Source document:
○ ○ ○ ○ ○ ○ ○
Opinion
20-cv-04191-BLF
05-24-2024
ORDER GRANTING PLAINTIFF'S MOTION TO CERTIFY DEFENDANTS' QUALIFIED IMMUNITY APPEAL AS FRIVOLOUS
[RE: ECF 306]
BETH LABSON FREEMAN UNITED STATES DISTRICT JUDGE
Before the Court is Plaintiff's Motion to Certify Defendants' Qualified Immunity Appeal as Frivolous. See Pl.'s Mot., ECF 306. The motion is fully briefed, and the Court finds it to be suitable for decision without oral argument. See Civ. L.R. 7-1(b).
The motion is GRANTED for the reasons discussed below.
I. BACKGROUND
Plaintiff's Conviction, Release, and Filing of this Suit
The facts of this case are well-known to the parties and need not be repeated in full here.
○ ○ ○ ○ ○ ○ ○
Raw data:
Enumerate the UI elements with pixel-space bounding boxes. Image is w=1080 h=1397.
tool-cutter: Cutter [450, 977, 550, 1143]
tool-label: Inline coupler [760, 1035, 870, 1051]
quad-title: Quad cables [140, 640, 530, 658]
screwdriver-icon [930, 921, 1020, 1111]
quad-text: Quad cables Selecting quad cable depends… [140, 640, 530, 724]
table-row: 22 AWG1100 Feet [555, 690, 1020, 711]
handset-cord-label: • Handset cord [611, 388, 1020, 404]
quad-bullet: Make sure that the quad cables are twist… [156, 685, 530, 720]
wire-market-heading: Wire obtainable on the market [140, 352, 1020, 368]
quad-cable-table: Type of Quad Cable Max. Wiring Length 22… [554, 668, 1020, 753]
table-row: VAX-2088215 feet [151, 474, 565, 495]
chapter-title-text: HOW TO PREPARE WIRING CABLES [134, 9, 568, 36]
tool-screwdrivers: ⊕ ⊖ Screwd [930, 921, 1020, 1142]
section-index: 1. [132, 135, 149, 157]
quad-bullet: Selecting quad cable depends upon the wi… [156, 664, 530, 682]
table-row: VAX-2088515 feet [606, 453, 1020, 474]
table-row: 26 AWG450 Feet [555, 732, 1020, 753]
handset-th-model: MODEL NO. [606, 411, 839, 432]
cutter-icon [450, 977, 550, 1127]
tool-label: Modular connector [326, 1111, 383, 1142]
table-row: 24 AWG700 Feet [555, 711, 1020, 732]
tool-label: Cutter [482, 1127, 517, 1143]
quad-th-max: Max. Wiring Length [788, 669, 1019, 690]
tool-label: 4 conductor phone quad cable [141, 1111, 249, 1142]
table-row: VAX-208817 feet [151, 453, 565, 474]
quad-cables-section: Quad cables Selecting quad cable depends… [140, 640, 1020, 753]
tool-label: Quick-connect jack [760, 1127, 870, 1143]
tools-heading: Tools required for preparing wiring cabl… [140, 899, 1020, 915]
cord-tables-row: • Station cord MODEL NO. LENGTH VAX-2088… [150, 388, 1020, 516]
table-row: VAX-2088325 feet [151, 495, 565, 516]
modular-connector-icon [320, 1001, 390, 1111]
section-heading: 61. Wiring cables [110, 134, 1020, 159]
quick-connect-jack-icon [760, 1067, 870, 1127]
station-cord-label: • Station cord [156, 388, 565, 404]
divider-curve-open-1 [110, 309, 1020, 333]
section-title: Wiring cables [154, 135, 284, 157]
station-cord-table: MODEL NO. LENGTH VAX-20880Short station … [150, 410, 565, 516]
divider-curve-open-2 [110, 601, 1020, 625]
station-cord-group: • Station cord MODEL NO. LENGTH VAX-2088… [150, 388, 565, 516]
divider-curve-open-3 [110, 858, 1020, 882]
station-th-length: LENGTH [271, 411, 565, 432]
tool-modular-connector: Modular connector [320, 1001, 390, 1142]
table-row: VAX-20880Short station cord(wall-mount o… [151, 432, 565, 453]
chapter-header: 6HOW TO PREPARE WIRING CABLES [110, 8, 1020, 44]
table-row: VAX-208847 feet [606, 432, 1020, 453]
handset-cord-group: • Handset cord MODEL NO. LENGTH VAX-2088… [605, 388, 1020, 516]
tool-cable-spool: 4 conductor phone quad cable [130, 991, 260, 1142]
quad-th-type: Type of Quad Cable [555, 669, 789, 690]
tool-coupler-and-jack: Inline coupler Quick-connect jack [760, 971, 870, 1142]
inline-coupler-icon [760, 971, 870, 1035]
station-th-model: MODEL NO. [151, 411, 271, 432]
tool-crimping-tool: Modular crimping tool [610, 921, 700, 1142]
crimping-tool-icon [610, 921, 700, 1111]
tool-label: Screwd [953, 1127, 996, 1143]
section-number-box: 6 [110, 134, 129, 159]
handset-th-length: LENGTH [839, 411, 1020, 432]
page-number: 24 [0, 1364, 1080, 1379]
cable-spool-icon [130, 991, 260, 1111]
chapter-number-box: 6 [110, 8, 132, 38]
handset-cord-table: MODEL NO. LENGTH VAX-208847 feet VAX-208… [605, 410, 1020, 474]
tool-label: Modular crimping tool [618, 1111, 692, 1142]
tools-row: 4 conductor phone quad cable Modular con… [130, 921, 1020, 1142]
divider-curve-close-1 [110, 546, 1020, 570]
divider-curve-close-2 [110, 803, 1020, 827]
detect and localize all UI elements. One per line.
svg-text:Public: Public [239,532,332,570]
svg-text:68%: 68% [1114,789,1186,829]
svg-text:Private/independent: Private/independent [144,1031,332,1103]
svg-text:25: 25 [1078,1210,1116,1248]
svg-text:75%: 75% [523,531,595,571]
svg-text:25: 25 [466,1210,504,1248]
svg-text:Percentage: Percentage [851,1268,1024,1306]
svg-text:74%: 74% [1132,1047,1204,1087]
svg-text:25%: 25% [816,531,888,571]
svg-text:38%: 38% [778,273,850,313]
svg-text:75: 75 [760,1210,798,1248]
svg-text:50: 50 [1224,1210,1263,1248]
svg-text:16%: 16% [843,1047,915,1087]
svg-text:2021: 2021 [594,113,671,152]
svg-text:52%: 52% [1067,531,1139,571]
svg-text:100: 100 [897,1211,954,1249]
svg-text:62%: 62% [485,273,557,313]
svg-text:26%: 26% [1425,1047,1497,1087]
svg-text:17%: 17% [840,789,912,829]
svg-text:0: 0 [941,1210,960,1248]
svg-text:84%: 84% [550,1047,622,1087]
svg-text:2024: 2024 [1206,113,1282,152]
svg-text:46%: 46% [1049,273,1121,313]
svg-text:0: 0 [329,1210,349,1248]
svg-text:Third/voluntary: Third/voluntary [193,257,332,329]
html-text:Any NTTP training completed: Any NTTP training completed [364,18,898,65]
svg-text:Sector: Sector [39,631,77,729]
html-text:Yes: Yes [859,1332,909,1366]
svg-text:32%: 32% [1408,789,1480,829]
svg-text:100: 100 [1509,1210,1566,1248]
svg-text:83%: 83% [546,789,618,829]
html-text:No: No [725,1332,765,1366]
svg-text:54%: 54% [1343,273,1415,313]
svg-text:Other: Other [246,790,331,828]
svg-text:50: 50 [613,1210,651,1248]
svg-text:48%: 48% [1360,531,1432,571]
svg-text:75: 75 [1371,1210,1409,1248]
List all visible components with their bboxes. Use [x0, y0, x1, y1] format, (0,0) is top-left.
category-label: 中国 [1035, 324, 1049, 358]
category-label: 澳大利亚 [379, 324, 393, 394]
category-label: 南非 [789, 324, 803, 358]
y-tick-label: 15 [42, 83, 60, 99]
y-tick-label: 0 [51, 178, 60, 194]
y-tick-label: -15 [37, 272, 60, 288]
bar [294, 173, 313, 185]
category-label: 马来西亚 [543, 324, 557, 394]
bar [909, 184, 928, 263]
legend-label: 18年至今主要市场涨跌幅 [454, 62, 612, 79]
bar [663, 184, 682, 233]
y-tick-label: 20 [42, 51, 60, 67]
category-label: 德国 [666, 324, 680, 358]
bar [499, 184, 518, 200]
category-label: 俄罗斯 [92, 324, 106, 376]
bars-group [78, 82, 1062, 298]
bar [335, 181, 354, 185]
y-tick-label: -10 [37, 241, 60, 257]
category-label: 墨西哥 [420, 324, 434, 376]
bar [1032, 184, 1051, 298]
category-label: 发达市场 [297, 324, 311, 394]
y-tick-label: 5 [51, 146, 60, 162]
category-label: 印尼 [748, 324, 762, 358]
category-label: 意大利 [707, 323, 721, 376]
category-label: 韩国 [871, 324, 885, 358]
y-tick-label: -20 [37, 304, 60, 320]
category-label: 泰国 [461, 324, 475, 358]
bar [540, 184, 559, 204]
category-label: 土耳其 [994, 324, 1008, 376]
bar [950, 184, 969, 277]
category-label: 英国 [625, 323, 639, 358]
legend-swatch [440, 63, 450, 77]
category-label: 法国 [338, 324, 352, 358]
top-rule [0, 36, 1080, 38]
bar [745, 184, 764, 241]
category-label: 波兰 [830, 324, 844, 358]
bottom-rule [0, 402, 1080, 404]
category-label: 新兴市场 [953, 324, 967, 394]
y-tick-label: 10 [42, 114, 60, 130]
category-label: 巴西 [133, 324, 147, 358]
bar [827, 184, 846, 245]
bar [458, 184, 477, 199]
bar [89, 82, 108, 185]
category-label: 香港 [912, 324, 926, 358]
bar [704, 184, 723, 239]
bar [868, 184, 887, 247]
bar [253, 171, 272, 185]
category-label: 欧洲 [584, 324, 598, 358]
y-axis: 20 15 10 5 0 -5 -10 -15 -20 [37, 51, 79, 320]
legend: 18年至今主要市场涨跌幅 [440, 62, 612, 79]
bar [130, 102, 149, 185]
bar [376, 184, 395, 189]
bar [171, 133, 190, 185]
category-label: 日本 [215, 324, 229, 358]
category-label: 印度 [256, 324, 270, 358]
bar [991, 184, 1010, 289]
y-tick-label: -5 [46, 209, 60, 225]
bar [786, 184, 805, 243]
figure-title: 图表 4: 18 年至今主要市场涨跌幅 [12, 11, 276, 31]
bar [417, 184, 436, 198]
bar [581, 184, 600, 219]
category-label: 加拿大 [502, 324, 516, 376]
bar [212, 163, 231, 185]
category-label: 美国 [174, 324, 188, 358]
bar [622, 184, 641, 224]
○ ○ ○ ○ ○ ○ ○
Request:
Translate this sentence from the court order into Spanish: "The motion is GRANTED for the reasons discussed below."

Solved problem:
Se CONCEDE la moción por las razones que se exponen a continuación.